[Start of Attachment]

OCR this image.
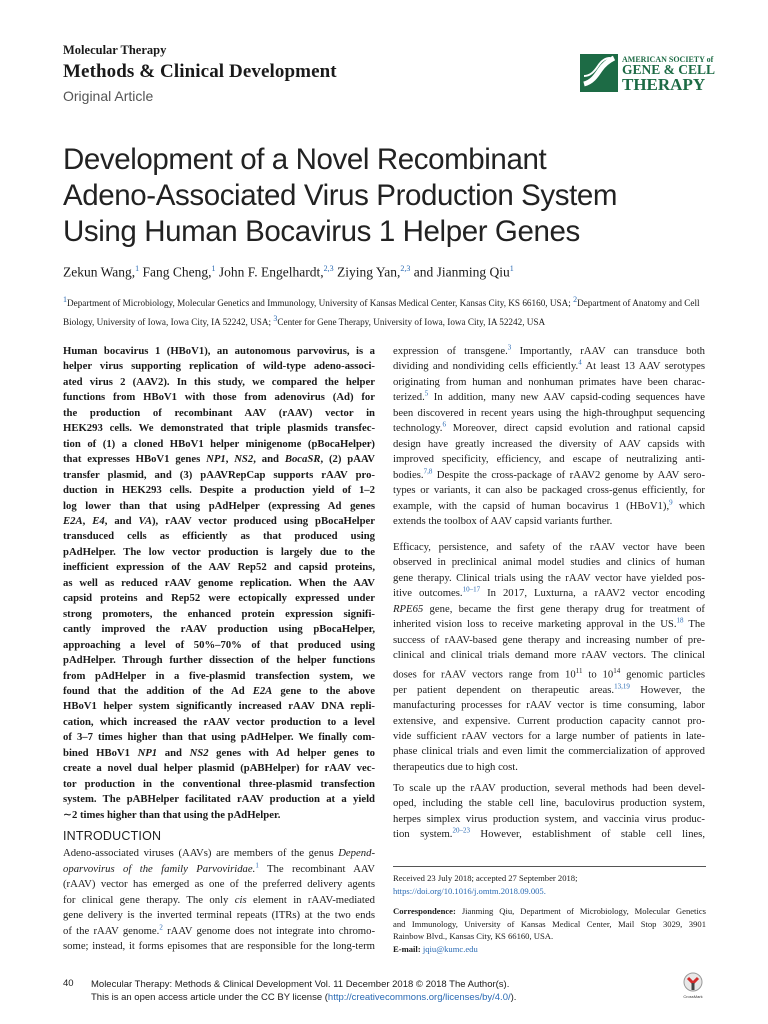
Molecular Therapy
Methods & Clinical Development
Original Article
AMERICAN SOCIETY of
GENE & CELL
THERAPY
Development of a Novel Recombinant
Adeno-Associated Virus Production System
Using Human Bocavirus 1 Helper Genes
Zekun Wang,$^1$ Fang Cheng,$^1$ John F. Engelhardt,$^{2,3}$ Ziying Yan,$^{2,3}$ and Jianming Qiu$^1$
$^1$Department of Microbiology, Molecular Genetics and Immunology, University of Kansas Medical Center, Kansas City, KS 66160, USA; $^2$Department of Anatomy and Cell
Biology, University of Iowa, Iowa City, IA 52242, USA; $^3$Center for Gene Therapy, University of Iowa, Iowa City, IA 52242, USA
Human bocavirus 1 (HBoV1), an autonomous parvovirus, is a
helper virus supporting replication of wild-type adeno-associ-
ated virus 2 (AAV2). In this study, we compared the helper
functions from HBoV1 with those from adenovirus (Ad) for
the production of recombinant AAV (rAAV) vector in
HEK293 cells. We demonstrated that triple plasmids transfec-
tion of (1) a cloned HBoV1 helper minigenome (pBocaHelper)
that expresses HBoV1 genes NP1, NS2, and BocaSR, (2) pAAV
transfer plasmid, and (3) pAAVRepCap supports rAAV pro-
duction in HEK293 cells. Despite a production yield of 1–2
log lower than that using pAdHelper (expressing Ad genes
E2A, E4, and VA), rAAV vector produced using pBocaHelper
transduced cells as efficiently as that produced using
pAdHelper. The low vector production is largely due to the
inefficient expression of the AAV Rep52 and capsid proteins,
as well as reduced rAAV genome replication. When the AAV
capsid proteins and Rep52 were ectopically expressed under
strong promoters, the enhanced protein expression signifi-
cantly improved the rAAV production using pBocaHelper,
approaching a level of 50%–70% of that produced using
pAdHelper. Through further dissection of the helper functions
from pAdHelper in a five-plasmid transfection system, we
found that the addition of the Ad E2A gene to the above
HBoV1 helper system significantly increased rAAV DNA repli-
cation, which increased the rAAV vector production to a level
of 3–7 times higher than that using pAdHelper. We finally com-
bined HBoV1 NP1 and NS2 genes with Ad helper genes to
create a novel dual helper plasmid (pABHelper) for rAAV vec-
tor production in the conventional three-plasmid transfection
system. The pABHelper facilitated rAAV production at a yield
∼2 times higher than that using the pAdHelper.
INTRODUCTION
Adeno-associated viruses (AAVs) are members of the genus Depend-
oparvovirus of the family Parvoviridae.$^1$ The recombinant AAV
(rAAV) vector has emerged as one of the preferred delivery agents
for clinical gene therapy. The only cis element in rAAV-mediated
gene delivery is the inverted terminal repeats (ITRs) at the two ends
of the rAAV genome.$^2$ rAAV genome does not integrate into chromo-
some; instead, it forms episomes that are responsible for the long-term
expression of transgene.$^3$ Importantly, rAAV can transduce both
dividing and nondividing cells efficiently.$^4$ At least 13 AAV serotypes
originating from human and nonhuman primates have been charac-
terized.$^5$ In addition, many new AAV capsid-coding sequences have
been discovered in recent years using the high-throughput sequencing
technology.$^6$ Moreover, direct capsid evolution and rational capsid
design have greatly increased the diversity of AAV capsids with
improved specificity, efficiency, and escape of neutralizing anti-
bodies.$^{7,8}$ Despite the cross-package of rAAV2 genome by AAV sero-
types or variants, it can also be packaged cross-genus efficiently, for
example, with the capsid of human bocavirus 1 (HBoV1),$^9$ which
extends the toolbox of AAV capsid variants further.
Efficacy, persistence, and safety of the rAAV vector have been
observed in preclinical animal model studies and clinics of human
gene therapy. Clinical trials using the rAAV vector have yielded pos-
itive outcomes.$^{10-17}$ In 2017, Luxturna, a rAAV2 vector encoding
RPE65 gene, became the first gene therapy drug for treatment of
inherited vision loss to receive marketing approval in the US.$^{18}$ The
success of rAAV-based gene therapy and increasing number of pre-
clinical and clinical trials demand more rAAV vectors. The clinical
doses for rAAV vectors range from $10^{11}$ to $10^{14}$ genomic particles
per patient dependent on therapeutic areas.$^{13,19}$ However, the
manufacturing processes for rAAV vector is time consuming, labor
extensive, and expensive. Current production capacity cannot pro-
vide sufficient rAAV vectors for a large number of patients in late-
phase clinical trials and even limit the commercialization of approved
therapeutics due to high cost.
To scale up the rAAV production, several methods had been devel-
oped, including the stable cell line, baculovirus production system,
herpes simplex virus production system, and vaccinia virus produc-
tion system.$^{20-23}$ However, establishment of stable cell lines,
Received 23 July 2018; accepted 27 September 2018;
https://doi.org/10.1016/j.omtm.2018.09.005.
Correspondence: Jianming Qiu, Department of Microbiology, Molecular Genetics
and Immunology, University of Kansas Medical Center, Mail Stop 3029, 3901
Rainbow Blvd., Kansas City, KS 66160, USA.
E-mail: jqiu@kumc.edu
40 Molecular Therapy: Methods & Clinical Development Vol. 11 December 2018 © 2018 The Author(s).
This is an open access article under the CC BY license (http://creativecommons.org/licenses/by/4.0/).	CrossMark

[End of Attachment]

Go through the listing above and copy each line where the string "Genetics" appears.

$^1$Department of Microbiology, Molecular Genetics and Immunology, University of Kansas Medical Center, Kansas City, KS 66160, USA; $^2$Department of Anatomy and Cell
Correspondence: Jianming Qiu, Department of Microbiology, Molecular Genetics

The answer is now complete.